DATA TO PROCESS

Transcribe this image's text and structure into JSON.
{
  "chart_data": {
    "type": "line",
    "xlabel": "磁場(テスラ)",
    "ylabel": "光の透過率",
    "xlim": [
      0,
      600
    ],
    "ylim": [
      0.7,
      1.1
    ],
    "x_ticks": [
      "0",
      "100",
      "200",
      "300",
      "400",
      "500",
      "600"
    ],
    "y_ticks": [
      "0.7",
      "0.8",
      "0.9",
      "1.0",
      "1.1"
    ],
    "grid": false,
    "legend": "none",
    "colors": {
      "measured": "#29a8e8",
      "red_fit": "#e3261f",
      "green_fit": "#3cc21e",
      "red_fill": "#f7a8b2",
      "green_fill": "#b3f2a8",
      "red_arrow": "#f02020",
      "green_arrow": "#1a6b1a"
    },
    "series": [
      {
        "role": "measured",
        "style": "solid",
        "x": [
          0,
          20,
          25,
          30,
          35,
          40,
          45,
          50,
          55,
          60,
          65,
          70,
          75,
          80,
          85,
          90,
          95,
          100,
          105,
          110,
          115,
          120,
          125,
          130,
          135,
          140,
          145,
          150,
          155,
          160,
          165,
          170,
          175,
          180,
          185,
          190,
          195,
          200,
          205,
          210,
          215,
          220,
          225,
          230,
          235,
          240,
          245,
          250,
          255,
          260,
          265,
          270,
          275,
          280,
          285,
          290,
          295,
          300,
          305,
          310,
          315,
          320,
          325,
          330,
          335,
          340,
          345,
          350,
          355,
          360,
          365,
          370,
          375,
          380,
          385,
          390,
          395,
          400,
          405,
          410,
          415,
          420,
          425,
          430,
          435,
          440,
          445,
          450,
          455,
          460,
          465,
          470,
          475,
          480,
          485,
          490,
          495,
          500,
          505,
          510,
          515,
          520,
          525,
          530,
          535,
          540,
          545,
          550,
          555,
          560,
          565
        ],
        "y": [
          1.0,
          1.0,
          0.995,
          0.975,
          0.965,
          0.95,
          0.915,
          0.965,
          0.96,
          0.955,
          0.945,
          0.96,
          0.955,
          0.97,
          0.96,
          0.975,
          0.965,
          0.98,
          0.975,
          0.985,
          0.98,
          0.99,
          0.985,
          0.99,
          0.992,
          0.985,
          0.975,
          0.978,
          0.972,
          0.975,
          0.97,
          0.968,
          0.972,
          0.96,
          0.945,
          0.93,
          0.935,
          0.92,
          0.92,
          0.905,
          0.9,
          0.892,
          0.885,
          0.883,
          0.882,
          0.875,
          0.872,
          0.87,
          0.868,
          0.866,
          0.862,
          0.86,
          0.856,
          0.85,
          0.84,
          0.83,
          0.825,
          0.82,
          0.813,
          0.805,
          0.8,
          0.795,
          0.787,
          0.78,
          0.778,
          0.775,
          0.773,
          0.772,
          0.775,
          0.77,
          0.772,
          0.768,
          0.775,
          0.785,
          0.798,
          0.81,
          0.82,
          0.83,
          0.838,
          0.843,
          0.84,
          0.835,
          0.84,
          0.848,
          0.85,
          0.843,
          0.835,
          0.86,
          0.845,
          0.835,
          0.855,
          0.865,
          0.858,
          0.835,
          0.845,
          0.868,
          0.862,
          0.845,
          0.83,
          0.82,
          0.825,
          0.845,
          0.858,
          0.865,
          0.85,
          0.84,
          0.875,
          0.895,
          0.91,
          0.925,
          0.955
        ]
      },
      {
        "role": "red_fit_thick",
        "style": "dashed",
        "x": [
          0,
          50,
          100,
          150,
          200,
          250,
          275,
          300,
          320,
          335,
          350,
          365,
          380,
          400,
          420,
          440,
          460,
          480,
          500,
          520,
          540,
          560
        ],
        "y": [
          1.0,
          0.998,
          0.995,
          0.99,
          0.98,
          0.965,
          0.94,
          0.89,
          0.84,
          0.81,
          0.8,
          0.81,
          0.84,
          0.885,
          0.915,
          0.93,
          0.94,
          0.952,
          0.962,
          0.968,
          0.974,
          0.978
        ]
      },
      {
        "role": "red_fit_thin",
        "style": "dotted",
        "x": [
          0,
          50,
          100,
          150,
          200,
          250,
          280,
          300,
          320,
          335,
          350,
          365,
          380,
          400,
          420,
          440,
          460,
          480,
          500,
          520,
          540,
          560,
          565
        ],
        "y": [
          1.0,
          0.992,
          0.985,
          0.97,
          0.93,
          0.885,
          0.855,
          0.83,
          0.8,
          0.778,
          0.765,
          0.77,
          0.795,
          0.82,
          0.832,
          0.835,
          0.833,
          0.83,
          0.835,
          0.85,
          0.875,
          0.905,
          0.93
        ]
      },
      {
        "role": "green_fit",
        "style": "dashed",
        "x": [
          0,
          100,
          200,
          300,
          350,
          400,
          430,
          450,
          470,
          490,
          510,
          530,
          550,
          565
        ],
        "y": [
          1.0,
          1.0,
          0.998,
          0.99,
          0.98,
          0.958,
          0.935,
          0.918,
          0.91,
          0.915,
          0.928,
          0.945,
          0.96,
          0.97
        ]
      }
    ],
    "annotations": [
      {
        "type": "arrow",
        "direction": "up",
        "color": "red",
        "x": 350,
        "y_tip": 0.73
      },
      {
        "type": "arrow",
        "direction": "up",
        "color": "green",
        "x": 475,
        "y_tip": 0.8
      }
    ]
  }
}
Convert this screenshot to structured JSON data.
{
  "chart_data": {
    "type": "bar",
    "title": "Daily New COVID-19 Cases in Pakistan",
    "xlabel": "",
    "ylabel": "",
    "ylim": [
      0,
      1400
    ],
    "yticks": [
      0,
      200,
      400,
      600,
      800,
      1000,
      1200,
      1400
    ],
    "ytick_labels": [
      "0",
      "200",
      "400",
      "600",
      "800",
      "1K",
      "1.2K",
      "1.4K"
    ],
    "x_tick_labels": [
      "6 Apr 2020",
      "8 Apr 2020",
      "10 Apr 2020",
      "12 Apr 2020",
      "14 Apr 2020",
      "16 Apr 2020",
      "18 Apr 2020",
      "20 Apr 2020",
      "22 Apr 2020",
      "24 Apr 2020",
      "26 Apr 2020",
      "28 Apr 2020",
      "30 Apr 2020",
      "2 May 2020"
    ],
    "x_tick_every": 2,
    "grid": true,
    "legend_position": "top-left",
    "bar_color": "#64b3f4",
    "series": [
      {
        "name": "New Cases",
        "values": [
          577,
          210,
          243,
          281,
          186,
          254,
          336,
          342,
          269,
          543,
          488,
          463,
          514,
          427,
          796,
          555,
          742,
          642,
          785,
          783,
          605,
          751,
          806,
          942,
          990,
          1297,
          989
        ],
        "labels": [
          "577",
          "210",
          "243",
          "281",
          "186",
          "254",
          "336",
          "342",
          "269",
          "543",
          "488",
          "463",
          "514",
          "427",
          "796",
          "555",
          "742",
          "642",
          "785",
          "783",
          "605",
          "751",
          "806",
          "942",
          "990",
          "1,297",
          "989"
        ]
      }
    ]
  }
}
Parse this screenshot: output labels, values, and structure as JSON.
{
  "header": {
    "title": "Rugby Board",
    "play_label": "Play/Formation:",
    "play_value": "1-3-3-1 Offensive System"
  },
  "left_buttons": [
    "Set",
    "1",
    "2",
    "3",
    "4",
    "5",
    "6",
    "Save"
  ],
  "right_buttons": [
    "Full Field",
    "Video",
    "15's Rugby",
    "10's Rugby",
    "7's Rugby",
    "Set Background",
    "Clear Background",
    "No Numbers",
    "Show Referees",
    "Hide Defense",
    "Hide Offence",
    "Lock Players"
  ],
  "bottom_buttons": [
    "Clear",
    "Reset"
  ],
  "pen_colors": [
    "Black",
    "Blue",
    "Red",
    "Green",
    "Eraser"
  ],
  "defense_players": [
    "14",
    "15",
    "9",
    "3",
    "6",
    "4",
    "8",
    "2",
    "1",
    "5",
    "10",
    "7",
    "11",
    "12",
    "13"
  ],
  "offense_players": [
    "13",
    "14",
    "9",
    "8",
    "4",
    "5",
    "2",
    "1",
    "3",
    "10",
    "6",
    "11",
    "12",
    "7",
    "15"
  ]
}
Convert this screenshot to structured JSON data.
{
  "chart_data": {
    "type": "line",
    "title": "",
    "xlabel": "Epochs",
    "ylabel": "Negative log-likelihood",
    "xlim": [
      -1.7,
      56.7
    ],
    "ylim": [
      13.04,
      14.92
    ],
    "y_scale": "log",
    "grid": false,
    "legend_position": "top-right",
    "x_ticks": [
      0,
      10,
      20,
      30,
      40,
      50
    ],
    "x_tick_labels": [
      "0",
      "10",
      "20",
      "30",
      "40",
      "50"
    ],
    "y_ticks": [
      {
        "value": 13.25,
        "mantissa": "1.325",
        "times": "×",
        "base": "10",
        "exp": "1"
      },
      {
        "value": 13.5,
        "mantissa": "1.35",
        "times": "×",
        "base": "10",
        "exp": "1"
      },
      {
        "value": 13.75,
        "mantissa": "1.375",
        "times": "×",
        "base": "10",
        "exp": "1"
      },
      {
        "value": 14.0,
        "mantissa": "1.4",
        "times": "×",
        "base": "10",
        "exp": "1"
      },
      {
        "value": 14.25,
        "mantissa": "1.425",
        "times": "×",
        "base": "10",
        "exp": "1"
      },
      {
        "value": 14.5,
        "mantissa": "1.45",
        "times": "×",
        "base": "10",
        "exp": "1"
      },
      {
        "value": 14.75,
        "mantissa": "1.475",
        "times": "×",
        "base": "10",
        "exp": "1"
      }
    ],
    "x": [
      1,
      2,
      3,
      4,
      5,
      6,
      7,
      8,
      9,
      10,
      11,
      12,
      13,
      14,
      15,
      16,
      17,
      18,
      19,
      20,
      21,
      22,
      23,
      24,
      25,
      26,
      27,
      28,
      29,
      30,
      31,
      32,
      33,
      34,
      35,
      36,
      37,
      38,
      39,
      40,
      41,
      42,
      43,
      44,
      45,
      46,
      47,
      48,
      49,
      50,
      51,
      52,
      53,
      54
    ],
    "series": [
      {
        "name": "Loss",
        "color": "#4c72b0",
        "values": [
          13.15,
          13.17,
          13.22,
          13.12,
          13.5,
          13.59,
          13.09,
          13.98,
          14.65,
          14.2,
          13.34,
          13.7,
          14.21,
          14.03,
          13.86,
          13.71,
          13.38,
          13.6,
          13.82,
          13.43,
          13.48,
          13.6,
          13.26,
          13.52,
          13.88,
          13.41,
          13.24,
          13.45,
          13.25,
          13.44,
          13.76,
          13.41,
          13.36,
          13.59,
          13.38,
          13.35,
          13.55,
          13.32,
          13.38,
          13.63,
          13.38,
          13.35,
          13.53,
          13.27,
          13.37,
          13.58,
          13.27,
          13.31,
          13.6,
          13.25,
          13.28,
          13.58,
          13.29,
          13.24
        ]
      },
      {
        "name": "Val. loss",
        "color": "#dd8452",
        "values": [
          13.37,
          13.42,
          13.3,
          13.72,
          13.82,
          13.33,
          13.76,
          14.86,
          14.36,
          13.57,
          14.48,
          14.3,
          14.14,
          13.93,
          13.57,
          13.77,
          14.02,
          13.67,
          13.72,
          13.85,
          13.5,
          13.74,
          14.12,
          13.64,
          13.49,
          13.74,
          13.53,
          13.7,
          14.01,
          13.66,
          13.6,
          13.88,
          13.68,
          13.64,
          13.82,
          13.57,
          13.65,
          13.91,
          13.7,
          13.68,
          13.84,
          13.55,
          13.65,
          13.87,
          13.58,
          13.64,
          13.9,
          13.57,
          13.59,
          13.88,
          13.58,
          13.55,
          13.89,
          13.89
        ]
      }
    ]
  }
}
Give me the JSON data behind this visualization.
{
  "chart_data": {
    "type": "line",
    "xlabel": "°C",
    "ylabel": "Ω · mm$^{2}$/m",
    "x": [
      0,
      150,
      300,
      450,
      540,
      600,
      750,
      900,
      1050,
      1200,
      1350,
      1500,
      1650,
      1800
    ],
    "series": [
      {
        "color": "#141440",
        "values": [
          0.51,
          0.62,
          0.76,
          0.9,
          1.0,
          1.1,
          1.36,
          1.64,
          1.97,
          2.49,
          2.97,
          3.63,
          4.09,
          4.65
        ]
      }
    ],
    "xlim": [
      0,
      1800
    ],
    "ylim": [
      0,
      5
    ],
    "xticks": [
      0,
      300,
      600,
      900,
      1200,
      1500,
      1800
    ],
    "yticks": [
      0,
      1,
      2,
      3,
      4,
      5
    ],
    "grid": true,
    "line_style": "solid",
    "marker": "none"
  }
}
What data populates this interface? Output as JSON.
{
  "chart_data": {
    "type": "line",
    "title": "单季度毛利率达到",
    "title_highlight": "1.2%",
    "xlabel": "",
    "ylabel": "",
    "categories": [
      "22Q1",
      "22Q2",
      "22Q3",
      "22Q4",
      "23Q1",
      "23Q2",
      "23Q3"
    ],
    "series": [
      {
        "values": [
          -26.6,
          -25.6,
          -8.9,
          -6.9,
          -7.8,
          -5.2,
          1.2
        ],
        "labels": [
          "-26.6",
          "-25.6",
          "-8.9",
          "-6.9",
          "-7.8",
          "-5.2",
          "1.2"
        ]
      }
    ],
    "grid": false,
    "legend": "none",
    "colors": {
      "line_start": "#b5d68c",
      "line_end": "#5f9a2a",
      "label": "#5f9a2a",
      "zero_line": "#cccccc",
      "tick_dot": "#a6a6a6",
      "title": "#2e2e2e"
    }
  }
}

PROBLEM REQUIREMENTS
Scan the material above for the string "role" and report each line where you find it.

SOLUTION TO THE EXERCISE
        "role": "measured",
        "role": "red_fit_thick",
        "role": "red_fit_thin",
        "role": "green_fit",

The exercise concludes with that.